**Given request**
Filter the entries below, keeping every line that has the word "your".

[Dataset records]
— begin —

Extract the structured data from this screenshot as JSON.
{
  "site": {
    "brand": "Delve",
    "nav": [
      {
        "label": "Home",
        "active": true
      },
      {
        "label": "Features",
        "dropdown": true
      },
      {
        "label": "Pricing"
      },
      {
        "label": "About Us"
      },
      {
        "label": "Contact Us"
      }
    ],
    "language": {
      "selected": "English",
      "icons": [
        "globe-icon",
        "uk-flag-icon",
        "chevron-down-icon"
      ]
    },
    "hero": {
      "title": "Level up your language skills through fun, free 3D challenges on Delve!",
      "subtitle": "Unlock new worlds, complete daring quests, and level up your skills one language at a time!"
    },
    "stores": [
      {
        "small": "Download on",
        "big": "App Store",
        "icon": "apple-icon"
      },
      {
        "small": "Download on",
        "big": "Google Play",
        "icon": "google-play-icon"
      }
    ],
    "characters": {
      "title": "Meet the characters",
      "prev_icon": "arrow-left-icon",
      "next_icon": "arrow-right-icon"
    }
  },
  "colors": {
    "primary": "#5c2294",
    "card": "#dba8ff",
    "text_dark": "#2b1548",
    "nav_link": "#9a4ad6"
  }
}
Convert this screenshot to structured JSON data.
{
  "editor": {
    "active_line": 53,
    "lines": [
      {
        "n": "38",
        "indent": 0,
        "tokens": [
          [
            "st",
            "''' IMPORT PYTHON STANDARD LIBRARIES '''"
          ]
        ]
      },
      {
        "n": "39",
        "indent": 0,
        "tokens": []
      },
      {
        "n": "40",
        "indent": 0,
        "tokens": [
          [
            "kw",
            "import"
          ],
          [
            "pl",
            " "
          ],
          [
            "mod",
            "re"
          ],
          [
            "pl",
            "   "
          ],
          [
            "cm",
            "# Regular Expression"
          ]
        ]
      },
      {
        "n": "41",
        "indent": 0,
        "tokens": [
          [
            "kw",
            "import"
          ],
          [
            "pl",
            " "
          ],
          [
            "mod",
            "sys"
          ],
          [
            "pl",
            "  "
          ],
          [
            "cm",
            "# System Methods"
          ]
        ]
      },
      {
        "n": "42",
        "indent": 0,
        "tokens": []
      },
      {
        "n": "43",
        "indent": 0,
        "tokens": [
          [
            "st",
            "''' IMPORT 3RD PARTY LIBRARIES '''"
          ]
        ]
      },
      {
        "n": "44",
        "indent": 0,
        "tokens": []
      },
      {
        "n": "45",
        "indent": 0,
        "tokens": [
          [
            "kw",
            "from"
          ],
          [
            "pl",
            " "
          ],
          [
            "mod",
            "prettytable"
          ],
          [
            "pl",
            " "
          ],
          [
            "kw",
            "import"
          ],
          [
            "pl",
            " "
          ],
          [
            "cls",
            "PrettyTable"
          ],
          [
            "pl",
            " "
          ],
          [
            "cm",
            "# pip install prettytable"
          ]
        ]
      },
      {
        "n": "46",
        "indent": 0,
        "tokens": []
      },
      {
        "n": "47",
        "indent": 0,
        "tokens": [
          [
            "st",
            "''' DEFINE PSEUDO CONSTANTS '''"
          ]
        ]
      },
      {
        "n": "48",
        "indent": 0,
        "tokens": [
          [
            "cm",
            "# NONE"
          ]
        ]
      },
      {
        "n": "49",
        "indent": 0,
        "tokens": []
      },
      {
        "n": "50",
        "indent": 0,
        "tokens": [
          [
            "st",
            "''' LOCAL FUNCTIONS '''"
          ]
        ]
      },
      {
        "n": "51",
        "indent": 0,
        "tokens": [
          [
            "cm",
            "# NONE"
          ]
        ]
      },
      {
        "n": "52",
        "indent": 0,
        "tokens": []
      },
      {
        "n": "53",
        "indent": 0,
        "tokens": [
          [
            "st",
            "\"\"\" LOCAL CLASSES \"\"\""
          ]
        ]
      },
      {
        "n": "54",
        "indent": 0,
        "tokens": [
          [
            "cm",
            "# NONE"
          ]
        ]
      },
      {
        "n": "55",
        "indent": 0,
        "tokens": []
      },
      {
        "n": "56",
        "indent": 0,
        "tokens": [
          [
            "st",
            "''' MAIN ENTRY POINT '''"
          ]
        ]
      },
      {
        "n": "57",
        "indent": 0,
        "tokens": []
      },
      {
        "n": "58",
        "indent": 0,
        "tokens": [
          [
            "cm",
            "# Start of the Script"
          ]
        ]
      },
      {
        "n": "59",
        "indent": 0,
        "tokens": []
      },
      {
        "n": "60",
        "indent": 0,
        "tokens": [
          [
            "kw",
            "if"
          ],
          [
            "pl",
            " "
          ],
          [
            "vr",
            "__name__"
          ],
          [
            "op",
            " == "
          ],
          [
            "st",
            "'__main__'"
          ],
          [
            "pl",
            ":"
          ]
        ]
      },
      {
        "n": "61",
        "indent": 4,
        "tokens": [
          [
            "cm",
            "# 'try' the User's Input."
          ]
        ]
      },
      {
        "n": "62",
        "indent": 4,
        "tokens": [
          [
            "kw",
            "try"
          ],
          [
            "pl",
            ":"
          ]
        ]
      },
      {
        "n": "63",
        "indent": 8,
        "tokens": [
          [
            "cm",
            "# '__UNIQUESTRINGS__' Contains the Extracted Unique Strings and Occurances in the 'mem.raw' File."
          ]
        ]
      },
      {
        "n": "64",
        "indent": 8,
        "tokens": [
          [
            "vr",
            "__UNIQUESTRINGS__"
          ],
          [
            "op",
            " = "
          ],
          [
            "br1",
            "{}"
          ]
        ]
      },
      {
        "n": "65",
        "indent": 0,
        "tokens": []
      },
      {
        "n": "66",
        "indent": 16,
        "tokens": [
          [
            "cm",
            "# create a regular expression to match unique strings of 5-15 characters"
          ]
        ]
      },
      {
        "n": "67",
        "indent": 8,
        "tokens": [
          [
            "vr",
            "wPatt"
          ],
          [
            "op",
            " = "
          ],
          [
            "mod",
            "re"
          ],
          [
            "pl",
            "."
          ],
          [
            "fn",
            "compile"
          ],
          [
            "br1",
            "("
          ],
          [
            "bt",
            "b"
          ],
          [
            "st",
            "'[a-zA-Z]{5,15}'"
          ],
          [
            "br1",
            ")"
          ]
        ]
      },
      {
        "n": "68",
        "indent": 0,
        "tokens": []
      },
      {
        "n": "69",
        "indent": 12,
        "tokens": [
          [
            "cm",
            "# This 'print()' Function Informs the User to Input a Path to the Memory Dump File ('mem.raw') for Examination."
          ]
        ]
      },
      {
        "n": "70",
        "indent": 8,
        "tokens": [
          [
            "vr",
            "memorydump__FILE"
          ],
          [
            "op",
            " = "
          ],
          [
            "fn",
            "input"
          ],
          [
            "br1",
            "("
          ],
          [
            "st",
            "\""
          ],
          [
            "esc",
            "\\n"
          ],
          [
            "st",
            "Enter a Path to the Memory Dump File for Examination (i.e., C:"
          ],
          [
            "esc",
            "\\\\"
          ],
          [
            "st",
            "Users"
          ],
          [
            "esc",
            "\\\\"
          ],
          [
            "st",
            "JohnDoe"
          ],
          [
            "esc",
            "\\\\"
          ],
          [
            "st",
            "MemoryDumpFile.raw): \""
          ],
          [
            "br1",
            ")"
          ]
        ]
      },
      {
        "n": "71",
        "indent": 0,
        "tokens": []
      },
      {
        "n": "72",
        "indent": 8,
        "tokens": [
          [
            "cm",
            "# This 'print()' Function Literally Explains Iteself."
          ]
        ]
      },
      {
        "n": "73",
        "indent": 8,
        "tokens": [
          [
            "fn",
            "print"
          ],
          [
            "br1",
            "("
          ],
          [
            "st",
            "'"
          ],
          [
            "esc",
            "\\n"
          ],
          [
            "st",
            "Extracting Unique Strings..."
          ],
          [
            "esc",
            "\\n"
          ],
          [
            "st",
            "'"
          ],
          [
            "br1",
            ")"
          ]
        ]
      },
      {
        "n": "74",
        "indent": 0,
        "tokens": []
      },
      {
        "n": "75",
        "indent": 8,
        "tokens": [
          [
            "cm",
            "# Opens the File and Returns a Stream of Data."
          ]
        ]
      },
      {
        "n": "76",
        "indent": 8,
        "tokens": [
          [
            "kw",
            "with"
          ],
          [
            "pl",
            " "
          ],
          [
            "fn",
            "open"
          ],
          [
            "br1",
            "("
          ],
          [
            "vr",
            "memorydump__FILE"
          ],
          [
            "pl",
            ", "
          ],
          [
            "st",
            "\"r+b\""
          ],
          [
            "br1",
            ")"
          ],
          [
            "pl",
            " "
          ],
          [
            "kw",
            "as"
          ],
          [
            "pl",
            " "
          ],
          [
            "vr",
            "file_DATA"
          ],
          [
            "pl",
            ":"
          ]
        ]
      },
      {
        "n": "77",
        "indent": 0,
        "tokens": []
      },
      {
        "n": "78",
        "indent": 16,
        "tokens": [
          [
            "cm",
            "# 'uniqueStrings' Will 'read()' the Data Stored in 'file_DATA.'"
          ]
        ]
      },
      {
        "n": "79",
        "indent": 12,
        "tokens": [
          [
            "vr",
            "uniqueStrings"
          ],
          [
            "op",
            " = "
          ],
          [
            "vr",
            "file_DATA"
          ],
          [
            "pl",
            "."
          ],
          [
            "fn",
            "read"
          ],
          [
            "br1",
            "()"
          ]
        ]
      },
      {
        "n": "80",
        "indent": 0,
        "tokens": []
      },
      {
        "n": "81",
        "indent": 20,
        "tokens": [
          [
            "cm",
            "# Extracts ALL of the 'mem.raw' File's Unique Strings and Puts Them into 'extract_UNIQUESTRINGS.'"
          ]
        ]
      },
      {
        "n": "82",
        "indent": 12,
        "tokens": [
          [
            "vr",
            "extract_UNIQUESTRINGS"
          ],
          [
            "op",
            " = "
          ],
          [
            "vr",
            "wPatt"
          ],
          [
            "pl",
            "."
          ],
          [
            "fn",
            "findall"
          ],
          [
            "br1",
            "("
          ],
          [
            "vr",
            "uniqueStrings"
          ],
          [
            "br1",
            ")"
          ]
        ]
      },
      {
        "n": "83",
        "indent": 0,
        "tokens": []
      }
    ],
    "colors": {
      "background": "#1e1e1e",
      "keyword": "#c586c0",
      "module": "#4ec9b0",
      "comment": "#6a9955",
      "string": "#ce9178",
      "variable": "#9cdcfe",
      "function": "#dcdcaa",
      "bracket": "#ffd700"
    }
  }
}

— end —

**Finished exercise**
      "title": "Level up your language skills through fun, free 3D challenges on Delve!",
      "subtitle": "Unlock new worlds, complete daring quests, and level up your skills one language at a time!"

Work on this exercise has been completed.